◆ Problem details ◆
Repeat every line of the data exactly, but not the pictures.

(Data records)
::::::::::

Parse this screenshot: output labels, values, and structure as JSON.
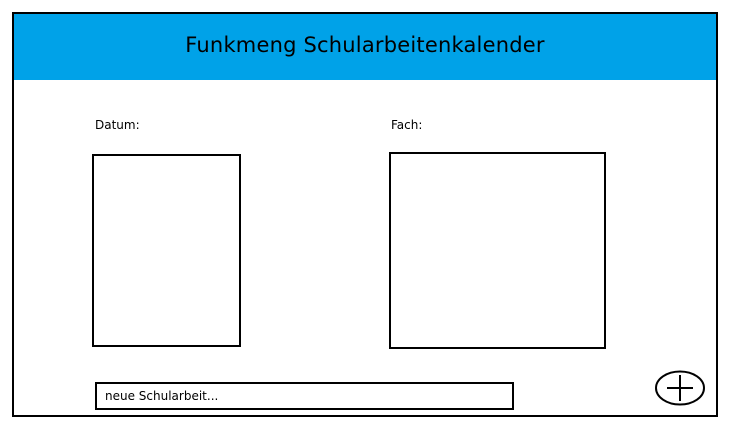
{
  "colors": {
    "header_background": "#00a2e8",
    "border": "#000000",
    "background": "#ffffff"
  },
  "header": {
    "title": "Funkmeng Schularbeitenkalender"
  },
  "form": {
    "datum_label": "Datum:",
    "fach_label": "Fach:",
    "new_entry_placeholder": "neue Schularbeit..."
  },
  "actions": {
    "add_icon": "circle-plus-icon"
  }
}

::::::::::

◆ Exercise response ◆
Parse this screenshot: output labels, values, and structure as JSON.
{
  "colors": {
    "header_background": "#00a2e8",
    "border": "#000000",
    "background": "#ffffff"
  },
  "header": {
    "title": "Funkmeng Schularbeitenkalender"
  },
  "form": {
    "datum_label": "Datum:",
    "fach_label": "Fach:",
    "new_entry_placeholder": "neue Schularbeit..."
  },
  "actions": {
    "add_icon": "circle-plus-icon"
  }
}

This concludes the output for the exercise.